--- Start PROVIDED RECORDS ---

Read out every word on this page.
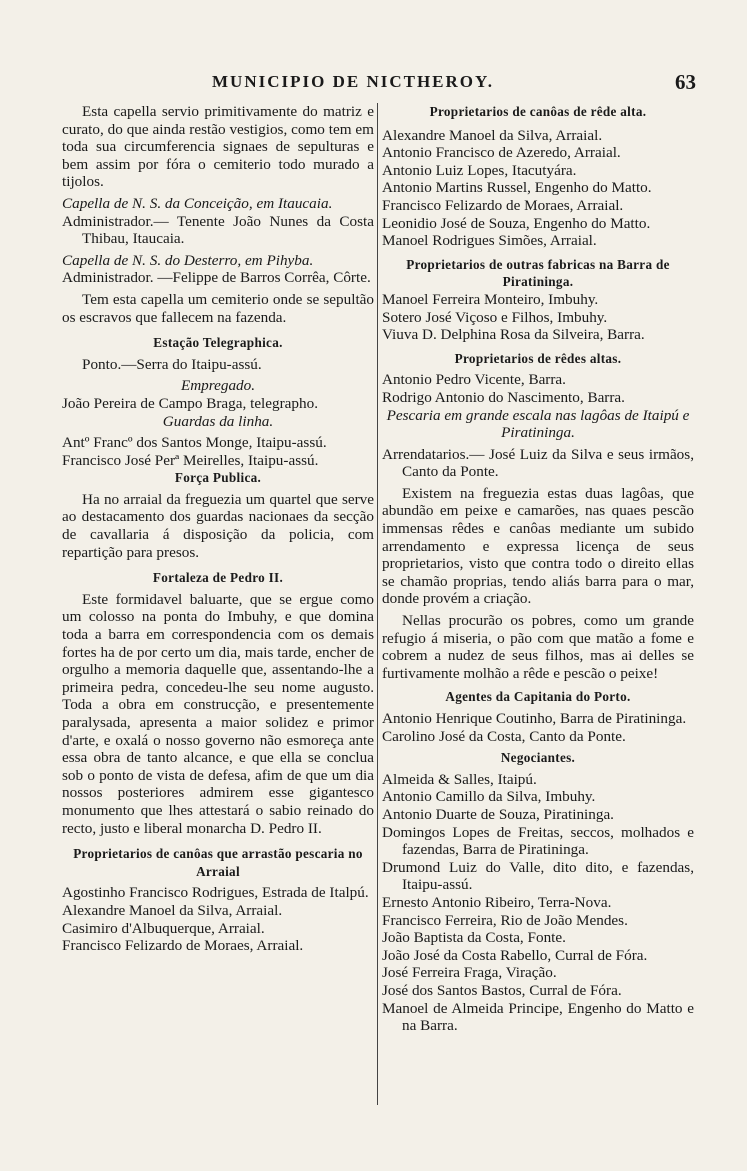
MUNICIPIO DE NICTHEROY.	63

Esta capella servio primitivamente do matriz e curato, do que ainda restão vestigios, como tem em toda sua circumferencia signaes de sepulturas e bem assim por fóra o cemiterio todo murado a tijolos.

Capella de N. S. da Conceição, em Itaucaia.

Administrador.— Tenente João Nunes da Costa Thibau, Itaucaia.

Capella de N. S. do Desterro, em Pihyba.

Administrador. —Felippe de Barros Corrêa, Côrte.

Tem esta capella um cemiterio onde se sepultão os escravos que fallecem na fazenda.

Estação Telegraphica.

Ponto.—Serra do Itaipu-assú.

Empregado.

João Pereira de Campo Braga, telegrapho.

Guardas da linha.

Antº Francº dos Santos Monge, Itaipu-assú.

Francisco José Perª Meirelles, Itaipu-assú.

Força Publica.

Ha no arraial da freguezia um quartel que serve ao destacamento dos guardas nacionaes da secção de cavallaria á disposição da policia, com repartição para presos.

Fortaleza de Pedro II.

Este formidavel baluarte, que se ergue como um colosso na ponta do Imbuhy, e que domina toda a barra em correspondencia com os demais fortes ha de por certo um dia, mais tarde, encher de orgulho a memoria daquelle que, assentando-lhe a primeira pedra, concedeu-lhe seu nome augusto. Toda a obra em construcção, e presentemente paralysada, apresenta a maior solidez e primor d'arte, e oxalá o nosso governo não esmoreça ante essa obra de tanto alcance, e que ella se conclua sob o ponto de vista de defesa, afim de que um dia nossos posteriores admirem esse gigantesco monumento que lhes attestará o sabio reinado do recto, justo e liberal monarcha D. Pedro II.

Proprietarios de canôas que arrastão pescaria no Arraial

Agostinho Francisco Rodrigues, Estrada de Italpú.

Alexandre Manoel da Silva, Arraial.

Casimiro d'Albuquerque, Arraial.

Francisco Felizardo de Moraes, Arraial.

Proprietarios de canôas de rêde alta.

Alexandre Manoel da Silva, Arraial.

Antonio Francisco de Azeredo, Arraial.

Antonio Luiz Lopes, Itacutyára.

Antonio Martins Russel, Engenho do Matto.

Francisco Felizardo de Moraes, Arraial.

Leonidio José de Souza, Engenho do Matto.

Manoel Rodrigues Simões, Arraial.

Proprietarios de outras fabricas na Barra de Piratininga.

Manoel Ferreira Monteiro, Imbuhy.

Sotero José Viçoso e Filhos, Imbuhy.

Viuva D. Delphina Rosa da Silveira, Barra.

Proprietarios de rêdes altas.

Antonio Pedro Vicente, Barra.

Rodrigo Antonio do Nascimento, Barra.

Pescaria em grande escala nas lagôas de Itaipú e Piratininga.

Arrendatarios.— José Luiz da Silva e seus irmãos, Canto da Ponte.

Existem na freguezia estas duas lagôas, que abundão em peixe e camarões, nas quaes pescão immensas rêdes e canôas mediante um subido arrendamento e expressa licença de seus proprietarios, visto que contra todo o direito ellas se chamão proprias, tendo aliás barra para o mar, donde provém a criação.

Nellas procurão os pobres, como um grande refugio á miseria, o pão com que matão a fome e cobrem a nudez de seus filhos, mas ai delles se furtivamente molhão a rêde e pescão o peixe!

Agentes da Capitania do Porto.

Antonio Henrique Coutinho, Barra de Piratininga.

Carolino José da Costa, Canto da Ponte.

Negociantes.

Almeida & Salles, Itaipú.

Antonio Camillo da Silva, Imbuhy.

Antonio Duarte de Souza, Piratininga.

Domingos Lopes de Freitas, seccos, molhados e fazendas, Barra de Piratininga.

Drumond Luiz do Valle, dito dito, e fazendas, Itaipu-assú.

Ernesto Antonio Ribeiro, Terra-Nova.

Francisco Ferreira, Rio de João Mendes.

João Baptista da Costa, Fonte.

João José da Costa Rabello, Curral de Fóra.

José Ferreira Fraga, Viração.

José dos Santos Bastos, Curral de Fóra.

Manoel de Almeida Principe, Engenho do Matto e na Barra.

--- End PROVIDED RECORDS ---

Gather up, from the records above, each line where the word "José" appears.

Francisco José Perª Meirelles, Itaipu-assú.
Leonidio José de Souza, Engenho do Matto.
Sotero José Viçoso e Filhos, Imbuhy.
Arrendatarios.— José Luiz da Silva e seus irmãos, Canto da Ponte.
Carolino José da Costa, Canto da Ponte.
João José da Costa Rabello, Curral de Fóra.
José Ferreira Fraga, Viração.
José dos Santos Bastos, Curral de Fóra.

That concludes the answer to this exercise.